DIRECTIVES:
**A)** In the abdominal exercise thread, how many sets and reps does pariah recommend for cable pull downs?
**B)** Continue the abdominal exercise thread from the point where it stops.

DOCUMENT EXCERPT:
# ABDOMINAL EXCERCISES......



## Tom1990 (Dec 21, 2008)

can someone reccomend me some good abdominal excercises please for building size.... and what rep range aswell... maybe a workout example :whistling:

:thumb: cheers


----------



## dingosteve (Apr 26, 2009)

ok here is mine i do...

Full sit-ups x2 - 30 reps

Air cycles x2 - 30 reps

Leg raises x2 - 30 reps

Hip Thrusts x2 - 30 reps

Torso Twists 200-300 reps ( i keep abdominlas tensed throughout as much as i can)

Side bends x2 -50 reps with dumbell

Squat thrust x2 - 30 reps

but until i get body fat down i wont see much lol, but gf says they coming through!! i do these pretty much every day only takes 20-30 mins when takin easy... good luck


----------



## welshrager (May 27, 2009)

i think ill be keeping my eye on this, id also love one


----------



## LunaticSamurai (May 19, 2009)

Remember to keep your hands away from the back of the head when doing sit ups as it puts stress on the top of your spine at the back of your head.


----------



## dingosteve (Apr 26, 2009)

Yea DO NOT BUT HANDS BEHIND BACK OF NECK INJURY!!

a top tip i was given press your tounge against the roof of your mouth when doing sit ups it will stop you tilting your head forward!


----------



## jonti1leg (Sep 21, 2008)

sweet tips...nice routine... gonna include that


----------



## dingosteve (Apr 26, 2009)

no problems sharing is caring! glad i finally contributed to community lol!!


----------



## Tom1990 (Dec 21, 2008)

anyone else reccomend any major ab exercises/workouts???


----------



## pariah (May 8, 2008)

Cable pull downs for thickness, very very slow and heavy, holding and squeezing at the bottom curling into yourself... Do normal 3-4 set of 12 reps. No need to complicate or over do it, and do them EOD religiously, never miss them.


----------



## frowningbudda (Dec 16, 2008)

> Cable pull downs for thickness, very very slow and heavy, holding and squeezing at the bottom curling into yourself... Do normal 3-4 set of 12 reps


Top exercise , id say mix up the rep range as well every couple of weeks.

Also BB roll outs are good at hitting the abs to.


----------



## leonface (May 10, 2009)

Region annotation records:
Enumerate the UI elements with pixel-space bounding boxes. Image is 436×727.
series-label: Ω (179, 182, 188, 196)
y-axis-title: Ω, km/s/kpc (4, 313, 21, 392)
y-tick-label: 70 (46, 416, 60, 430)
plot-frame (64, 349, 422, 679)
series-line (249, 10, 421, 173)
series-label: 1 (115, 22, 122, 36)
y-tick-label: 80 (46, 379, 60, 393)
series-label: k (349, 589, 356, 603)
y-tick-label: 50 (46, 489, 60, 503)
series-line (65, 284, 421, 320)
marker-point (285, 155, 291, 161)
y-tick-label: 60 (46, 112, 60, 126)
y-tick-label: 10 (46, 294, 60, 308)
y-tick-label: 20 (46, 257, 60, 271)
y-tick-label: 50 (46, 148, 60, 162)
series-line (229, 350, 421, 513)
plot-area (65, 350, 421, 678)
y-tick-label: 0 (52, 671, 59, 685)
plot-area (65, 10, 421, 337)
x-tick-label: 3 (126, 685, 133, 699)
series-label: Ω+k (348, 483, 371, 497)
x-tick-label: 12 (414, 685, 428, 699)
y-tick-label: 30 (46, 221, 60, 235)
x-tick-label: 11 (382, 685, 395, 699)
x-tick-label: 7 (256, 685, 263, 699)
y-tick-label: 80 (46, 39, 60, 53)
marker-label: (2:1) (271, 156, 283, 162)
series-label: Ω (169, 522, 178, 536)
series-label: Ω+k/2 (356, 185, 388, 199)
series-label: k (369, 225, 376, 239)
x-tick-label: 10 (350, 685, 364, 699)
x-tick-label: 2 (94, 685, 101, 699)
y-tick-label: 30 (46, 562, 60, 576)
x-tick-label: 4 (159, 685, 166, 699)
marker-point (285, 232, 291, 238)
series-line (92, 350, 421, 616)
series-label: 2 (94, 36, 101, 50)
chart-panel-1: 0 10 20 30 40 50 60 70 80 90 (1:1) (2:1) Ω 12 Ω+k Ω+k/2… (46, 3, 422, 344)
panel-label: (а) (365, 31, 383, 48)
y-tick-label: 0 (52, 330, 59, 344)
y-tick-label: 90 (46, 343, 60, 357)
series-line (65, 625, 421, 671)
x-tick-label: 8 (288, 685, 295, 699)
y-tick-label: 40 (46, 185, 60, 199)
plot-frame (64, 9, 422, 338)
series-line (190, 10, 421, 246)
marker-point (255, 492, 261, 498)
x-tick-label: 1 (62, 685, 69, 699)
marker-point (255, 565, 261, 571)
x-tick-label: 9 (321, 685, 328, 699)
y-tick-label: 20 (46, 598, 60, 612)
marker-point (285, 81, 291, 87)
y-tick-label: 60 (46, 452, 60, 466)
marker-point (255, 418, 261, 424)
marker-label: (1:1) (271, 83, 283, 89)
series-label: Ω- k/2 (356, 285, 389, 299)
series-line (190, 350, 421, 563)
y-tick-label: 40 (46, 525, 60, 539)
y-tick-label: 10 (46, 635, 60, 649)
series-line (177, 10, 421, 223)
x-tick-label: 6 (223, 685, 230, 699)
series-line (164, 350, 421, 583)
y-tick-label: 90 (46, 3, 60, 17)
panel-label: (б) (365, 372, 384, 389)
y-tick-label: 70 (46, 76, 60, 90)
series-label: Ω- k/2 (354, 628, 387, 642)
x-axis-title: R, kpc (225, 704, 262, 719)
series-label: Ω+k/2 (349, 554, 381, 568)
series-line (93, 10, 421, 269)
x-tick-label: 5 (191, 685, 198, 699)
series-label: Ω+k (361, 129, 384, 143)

ANSWER LIST:
**A)** 3-4 sets of 12 reps.

**B)**
BB rollouts are king

also russian twists if you've got a T bar or jammer press

'the plank' is very good for core strength


----------



## fxleisure (Apr 15, 2008)

IMO there shouldnt be a rep range with abdominal work - reasonable failure (RF) on every set.

Back on subject though, I love cable pulldowns....


----------



## muzi (Jun 3, 2009)

I'll be keeping an eye on this thread as at the moment I'm only doing:

Decline situps x 3 - 50 reps

Leg raises x 3 - 15 to 20 reps

Leg raise crunch machine - x 3 - 30 reps

Usually do this 3 times week. Think I need to change the workout and do it less times per week?


----------



## ElfinTan (May 23, 2008)

Strict cable crunches are ace!


----------



## benst (Mar 20, 2008)

This gets a good pump.

Leg raises with a dumbell between your feet

Weighted crunchs

Get a high cable with a d handle on and crunch to the side

Cable crunchs

Do 3-4 sets each with no rest, as soon as you fail on one set move onto the next :thumb:


----------



## BB_999 (Feb 20, 2006)

Is it beneficial to train abs more than once per week then?

I was always under the impression abs should be given 7 days rest like everything else?


----------



## johnend (Aug 10, 2009)

benst said:


> This gets a good pump.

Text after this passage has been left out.